Work instructions –
Reproduce every entry below precisely; do not include the pictures.

Given data –
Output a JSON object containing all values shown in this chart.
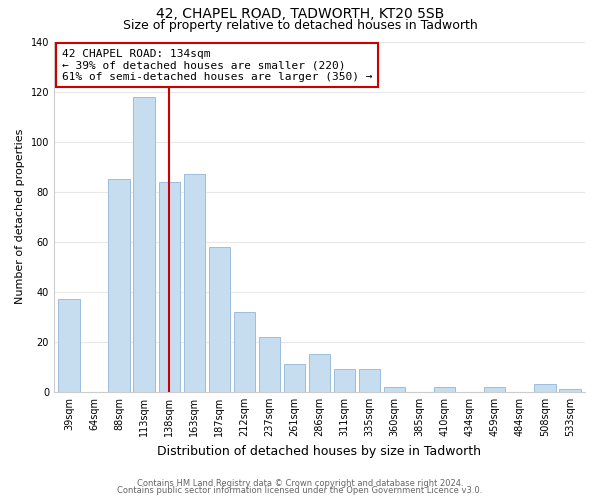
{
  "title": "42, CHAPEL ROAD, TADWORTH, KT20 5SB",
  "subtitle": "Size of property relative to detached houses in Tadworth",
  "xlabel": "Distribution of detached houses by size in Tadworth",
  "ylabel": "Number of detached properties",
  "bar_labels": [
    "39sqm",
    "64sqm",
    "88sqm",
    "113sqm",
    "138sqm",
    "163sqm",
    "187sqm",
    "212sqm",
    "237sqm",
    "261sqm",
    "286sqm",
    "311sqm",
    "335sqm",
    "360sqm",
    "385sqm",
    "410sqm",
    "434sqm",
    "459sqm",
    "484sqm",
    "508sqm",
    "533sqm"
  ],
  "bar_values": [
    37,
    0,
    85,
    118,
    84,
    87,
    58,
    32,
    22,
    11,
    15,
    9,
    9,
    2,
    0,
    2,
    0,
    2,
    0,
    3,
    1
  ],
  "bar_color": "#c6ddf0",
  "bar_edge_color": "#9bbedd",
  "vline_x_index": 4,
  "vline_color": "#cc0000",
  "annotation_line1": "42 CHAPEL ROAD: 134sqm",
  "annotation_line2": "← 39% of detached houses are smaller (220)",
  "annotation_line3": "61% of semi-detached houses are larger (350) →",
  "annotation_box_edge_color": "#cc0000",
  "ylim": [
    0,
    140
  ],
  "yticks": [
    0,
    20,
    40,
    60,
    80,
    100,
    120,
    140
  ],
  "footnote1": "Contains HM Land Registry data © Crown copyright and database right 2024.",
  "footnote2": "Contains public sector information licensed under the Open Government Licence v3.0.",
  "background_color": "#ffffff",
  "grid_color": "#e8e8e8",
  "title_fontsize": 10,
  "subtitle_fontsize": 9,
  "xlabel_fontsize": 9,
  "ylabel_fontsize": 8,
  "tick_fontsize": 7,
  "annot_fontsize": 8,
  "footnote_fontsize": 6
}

Full response –
Output a JSON object containing all values shown in this chart.
{
  "title": "42, CHAPEL ROAD, TADWORTH, KT20 5SB",
  "subtitle": "Size of property relative to detached houses in Tadworth",
  "xlabel": "Distribution of detached houses by size in Tadworth",
  "ylabel": "Number of detached properties",
  "bar_labels": [
    "39sqm",
    "64sqm",
    "88sqm",
    "113sqm",
    "138sqm",
    "163sqm",
    "187sqm",
    "212sqm",
    "237sqm",
    "261sqm",
    "286sqm",
    "311sqm",
    "335sqm",
    "360sqm",
    "385sqm",
    "410sqm",
    "434sqm",
    "459sqm",
    "484sqm",
    "508sqm",
    "533sqm"
  ],
  "bar_values": [
    37,
    0,
    85,
    118,
    84,
    87,
    58,
    32,
    22,
    11,
    15,
    9,
    9,
    2,
    0,
    2,
    0,
    2,
    0,
    3,
    1
  ],
  "bar_color": "#c6ddf0",
  "bar_edge_color": "#9bbedd",
  "vline_x_index": 4,
  "vline_color": "#cc0000",
  "annotation_line1": "42 CHAPEL ROAD: 134sqm",
  "annotation_line2": "← 39% of detached houses are smaller (220)",
  "annotation_line3": "61% of semi-detached houses are larger (350) →",
  "annotation_box_edge_color": "#cc0000",
  "ylim": [
    0,
    140
  ],
  "yticks": [
    0,
    20,
    40,
    60,
    80,
    100,
    120,
    140
  ],
  "footnote1": "Contains HM Land Registry data © Crown copyright and database right 2024.",
  "footnote2": "Contains public sector information licensed under the Open Government Licence v3.0.",
  "background_color": "#ffffff",
  "grid_color": "#e8e8e8",
  "title_fontsize": 10,
  "subtitle_fontsize": 9,
  "xlabel_fontsize": 9,
  "ylabel_fontsize": 8,
  "tick_fontsize": 7,
  "annot_fontsize": 8,
  "footnote_fontsize": 6
}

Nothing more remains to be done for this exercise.